EXERCISE TASK:
Determine which lines of the records include the word "Ecosistemas", and copy them.

════════════════

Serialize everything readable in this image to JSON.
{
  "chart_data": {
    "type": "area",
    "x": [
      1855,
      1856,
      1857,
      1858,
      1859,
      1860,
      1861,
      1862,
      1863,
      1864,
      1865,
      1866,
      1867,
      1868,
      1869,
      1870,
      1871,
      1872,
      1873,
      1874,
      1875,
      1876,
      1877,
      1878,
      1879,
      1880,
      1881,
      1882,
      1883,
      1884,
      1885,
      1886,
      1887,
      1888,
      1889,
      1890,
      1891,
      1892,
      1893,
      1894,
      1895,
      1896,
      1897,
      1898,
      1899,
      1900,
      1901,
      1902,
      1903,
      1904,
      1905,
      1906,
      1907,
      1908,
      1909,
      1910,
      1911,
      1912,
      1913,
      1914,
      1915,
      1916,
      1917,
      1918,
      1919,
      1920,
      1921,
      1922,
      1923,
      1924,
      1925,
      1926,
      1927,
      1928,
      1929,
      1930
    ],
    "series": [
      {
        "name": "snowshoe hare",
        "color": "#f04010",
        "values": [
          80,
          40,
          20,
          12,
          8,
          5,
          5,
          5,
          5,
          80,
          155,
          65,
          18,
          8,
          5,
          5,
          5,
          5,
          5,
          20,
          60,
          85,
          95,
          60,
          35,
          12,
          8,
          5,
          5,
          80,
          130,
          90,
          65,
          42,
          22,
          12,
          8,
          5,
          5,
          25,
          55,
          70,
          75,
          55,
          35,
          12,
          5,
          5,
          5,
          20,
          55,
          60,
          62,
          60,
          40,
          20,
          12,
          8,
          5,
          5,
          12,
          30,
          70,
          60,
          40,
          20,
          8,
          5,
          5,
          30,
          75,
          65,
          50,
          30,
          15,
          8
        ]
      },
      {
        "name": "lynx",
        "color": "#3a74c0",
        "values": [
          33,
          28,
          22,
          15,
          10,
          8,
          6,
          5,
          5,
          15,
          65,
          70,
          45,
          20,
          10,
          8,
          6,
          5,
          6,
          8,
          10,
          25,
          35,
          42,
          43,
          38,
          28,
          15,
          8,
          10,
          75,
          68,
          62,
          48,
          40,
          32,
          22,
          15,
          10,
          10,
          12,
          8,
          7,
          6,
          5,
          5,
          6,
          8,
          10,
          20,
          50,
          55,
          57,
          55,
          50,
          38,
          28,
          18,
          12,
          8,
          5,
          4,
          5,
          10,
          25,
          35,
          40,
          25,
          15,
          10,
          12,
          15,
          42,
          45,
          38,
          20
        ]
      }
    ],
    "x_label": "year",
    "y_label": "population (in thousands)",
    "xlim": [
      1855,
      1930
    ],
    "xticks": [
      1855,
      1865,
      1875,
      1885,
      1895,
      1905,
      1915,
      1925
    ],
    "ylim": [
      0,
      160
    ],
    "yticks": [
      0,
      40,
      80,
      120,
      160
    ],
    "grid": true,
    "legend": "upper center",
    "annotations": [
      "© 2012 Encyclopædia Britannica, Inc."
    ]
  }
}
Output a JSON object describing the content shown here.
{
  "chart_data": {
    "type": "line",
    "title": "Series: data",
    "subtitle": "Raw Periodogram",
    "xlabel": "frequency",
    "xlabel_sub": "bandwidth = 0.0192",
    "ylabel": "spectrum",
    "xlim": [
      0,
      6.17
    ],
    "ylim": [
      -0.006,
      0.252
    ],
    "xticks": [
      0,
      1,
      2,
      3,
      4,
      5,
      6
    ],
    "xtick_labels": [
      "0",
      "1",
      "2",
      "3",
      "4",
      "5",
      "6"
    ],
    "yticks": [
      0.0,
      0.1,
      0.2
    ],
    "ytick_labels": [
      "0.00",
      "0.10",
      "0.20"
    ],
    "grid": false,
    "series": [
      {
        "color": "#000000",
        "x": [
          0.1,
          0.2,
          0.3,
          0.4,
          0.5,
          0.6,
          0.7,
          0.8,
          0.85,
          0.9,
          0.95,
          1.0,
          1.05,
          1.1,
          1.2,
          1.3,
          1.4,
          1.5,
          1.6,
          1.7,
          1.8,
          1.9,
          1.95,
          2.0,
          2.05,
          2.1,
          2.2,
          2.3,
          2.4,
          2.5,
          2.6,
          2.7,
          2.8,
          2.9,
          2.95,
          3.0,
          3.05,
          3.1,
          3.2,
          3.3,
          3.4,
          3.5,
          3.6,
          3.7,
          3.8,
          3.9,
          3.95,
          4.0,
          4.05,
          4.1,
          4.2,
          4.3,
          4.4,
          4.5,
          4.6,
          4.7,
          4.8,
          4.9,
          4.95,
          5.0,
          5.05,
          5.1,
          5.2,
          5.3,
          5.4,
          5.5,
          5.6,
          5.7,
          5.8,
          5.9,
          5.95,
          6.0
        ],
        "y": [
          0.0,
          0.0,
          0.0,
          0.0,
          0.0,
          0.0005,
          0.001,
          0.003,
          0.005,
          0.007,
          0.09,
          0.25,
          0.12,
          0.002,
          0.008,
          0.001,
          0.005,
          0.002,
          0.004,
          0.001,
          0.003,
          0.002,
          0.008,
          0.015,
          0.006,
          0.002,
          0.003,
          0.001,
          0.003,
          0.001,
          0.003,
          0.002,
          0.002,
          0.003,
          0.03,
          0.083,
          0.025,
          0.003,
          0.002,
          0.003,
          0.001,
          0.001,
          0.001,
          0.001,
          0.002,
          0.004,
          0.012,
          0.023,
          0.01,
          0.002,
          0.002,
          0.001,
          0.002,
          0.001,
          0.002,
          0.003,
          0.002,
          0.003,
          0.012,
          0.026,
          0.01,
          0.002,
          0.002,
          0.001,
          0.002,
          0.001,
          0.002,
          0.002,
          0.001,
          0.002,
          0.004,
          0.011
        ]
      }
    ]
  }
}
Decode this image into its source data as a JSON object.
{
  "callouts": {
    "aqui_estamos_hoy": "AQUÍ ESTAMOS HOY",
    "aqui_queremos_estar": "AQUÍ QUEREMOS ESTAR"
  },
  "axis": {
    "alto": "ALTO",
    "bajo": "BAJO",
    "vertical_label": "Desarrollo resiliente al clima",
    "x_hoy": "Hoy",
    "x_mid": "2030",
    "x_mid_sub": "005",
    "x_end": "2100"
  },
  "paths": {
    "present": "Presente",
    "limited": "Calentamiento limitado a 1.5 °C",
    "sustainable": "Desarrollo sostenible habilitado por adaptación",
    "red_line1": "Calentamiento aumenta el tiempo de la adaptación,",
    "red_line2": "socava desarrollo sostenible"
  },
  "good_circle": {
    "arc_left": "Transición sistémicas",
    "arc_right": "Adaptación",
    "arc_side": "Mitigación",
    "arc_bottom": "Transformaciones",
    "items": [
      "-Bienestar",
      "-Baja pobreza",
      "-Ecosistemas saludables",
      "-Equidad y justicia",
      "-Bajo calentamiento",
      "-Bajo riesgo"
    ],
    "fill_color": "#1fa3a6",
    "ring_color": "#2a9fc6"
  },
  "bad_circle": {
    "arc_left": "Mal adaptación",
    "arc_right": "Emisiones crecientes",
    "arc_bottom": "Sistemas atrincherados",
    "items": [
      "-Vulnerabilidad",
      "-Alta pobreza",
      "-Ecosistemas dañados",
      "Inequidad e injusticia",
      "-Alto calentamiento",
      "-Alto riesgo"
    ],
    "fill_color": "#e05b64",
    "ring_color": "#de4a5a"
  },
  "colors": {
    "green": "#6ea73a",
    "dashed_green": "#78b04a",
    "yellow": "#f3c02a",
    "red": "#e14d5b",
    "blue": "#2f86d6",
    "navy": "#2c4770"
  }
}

════════════════

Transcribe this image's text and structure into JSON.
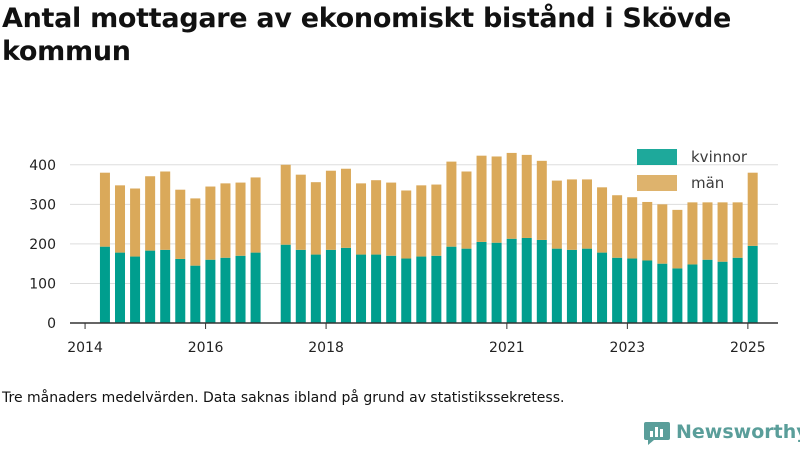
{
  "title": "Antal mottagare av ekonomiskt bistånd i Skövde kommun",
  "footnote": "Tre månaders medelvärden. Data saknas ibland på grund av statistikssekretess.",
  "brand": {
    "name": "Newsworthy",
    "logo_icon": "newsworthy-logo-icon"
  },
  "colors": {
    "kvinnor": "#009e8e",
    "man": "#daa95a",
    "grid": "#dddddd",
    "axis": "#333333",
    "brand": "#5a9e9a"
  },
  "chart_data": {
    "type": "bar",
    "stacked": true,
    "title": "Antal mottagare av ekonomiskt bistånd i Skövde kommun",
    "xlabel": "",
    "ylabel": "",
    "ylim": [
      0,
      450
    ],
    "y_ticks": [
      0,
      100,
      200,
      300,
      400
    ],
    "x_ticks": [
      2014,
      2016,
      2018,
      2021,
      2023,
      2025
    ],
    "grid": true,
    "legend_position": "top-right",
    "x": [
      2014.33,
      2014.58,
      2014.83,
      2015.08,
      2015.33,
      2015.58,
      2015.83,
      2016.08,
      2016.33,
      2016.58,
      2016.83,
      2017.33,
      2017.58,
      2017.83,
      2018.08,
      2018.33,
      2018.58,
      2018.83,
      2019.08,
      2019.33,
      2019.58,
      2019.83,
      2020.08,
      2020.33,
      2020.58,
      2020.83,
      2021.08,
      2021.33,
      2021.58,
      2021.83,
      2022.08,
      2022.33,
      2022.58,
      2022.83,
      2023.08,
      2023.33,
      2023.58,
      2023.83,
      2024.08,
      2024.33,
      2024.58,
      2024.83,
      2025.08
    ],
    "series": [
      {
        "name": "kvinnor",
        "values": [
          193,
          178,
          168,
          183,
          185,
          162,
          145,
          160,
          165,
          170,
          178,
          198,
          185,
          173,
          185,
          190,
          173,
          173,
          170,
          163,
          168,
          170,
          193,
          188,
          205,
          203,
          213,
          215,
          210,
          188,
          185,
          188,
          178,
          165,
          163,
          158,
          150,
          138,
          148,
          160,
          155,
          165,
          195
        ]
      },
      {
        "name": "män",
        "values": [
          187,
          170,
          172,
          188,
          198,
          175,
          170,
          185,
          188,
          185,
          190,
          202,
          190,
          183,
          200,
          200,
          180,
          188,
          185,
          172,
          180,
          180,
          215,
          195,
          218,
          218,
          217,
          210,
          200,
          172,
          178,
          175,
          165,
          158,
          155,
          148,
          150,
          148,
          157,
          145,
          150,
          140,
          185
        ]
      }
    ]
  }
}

════════════════

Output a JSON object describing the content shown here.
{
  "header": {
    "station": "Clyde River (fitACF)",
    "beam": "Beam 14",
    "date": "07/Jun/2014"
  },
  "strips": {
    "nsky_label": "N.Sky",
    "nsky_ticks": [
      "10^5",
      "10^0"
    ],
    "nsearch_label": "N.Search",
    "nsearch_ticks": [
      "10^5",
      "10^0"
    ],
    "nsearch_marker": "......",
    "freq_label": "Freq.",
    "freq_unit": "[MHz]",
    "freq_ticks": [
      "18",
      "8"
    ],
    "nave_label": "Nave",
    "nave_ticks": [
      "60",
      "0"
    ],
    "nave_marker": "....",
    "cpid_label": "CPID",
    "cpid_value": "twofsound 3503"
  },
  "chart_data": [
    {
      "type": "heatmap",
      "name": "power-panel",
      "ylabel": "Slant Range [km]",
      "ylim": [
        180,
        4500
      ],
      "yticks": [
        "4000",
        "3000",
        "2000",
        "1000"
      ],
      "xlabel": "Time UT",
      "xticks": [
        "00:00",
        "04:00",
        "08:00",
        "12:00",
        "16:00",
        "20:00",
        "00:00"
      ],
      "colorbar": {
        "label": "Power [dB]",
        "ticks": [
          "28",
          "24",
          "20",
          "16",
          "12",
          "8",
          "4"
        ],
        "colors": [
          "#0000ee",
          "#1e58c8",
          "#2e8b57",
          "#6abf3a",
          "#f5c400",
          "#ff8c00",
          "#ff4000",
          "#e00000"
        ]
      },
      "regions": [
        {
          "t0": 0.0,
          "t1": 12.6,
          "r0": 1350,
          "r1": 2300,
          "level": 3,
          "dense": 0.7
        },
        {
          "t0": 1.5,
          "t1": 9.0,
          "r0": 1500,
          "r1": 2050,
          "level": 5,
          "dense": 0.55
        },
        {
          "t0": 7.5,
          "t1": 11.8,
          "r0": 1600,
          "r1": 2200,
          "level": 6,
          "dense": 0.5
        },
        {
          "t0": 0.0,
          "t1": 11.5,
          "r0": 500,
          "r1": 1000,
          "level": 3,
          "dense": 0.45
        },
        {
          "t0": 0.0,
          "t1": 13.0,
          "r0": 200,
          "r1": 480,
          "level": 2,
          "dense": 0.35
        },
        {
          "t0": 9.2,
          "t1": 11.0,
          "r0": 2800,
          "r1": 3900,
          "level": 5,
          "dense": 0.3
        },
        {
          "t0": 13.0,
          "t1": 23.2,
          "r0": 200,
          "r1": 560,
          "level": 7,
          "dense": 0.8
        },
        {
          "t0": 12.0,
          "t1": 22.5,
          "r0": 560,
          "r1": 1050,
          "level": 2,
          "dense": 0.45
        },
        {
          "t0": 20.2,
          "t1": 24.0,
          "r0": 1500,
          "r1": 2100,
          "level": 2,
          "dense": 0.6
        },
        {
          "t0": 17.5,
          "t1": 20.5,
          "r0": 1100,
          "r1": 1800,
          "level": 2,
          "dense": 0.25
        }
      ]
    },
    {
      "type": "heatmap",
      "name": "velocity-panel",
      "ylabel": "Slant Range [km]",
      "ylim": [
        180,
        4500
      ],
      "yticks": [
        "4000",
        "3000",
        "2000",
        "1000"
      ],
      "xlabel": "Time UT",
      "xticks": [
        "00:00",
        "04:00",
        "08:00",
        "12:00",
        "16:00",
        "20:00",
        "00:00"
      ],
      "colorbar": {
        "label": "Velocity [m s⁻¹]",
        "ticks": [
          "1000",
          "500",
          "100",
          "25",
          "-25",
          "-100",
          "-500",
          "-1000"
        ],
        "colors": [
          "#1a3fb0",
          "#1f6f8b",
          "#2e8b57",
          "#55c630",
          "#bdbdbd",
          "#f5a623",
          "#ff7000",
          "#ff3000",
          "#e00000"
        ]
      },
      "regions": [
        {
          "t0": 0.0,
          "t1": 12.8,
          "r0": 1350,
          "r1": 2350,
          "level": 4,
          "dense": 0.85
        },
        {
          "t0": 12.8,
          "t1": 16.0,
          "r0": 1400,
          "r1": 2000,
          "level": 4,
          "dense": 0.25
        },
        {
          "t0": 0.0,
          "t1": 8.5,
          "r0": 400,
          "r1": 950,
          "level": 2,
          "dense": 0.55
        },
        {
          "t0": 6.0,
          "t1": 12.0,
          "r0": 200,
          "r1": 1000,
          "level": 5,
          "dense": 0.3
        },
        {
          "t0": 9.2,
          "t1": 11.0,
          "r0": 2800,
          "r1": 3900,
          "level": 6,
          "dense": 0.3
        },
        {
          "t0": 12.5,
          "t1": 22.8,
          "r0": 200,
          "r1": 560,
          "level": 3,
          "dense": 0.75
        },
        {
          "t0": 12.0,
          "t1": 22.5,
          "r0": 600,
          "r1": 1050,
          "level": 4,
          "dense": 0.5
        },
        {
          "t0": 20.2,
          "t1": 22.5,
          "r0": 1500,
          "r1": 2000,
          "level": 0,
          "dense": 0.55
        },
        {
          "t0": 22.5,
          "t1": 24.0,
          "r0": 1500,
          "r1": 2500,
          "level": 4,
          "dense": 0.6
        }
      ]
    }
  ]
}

════════════════

WRITTEN SOLUTION:
      "-Ecosistemas saludables",
      "-Ecosistemas dañados",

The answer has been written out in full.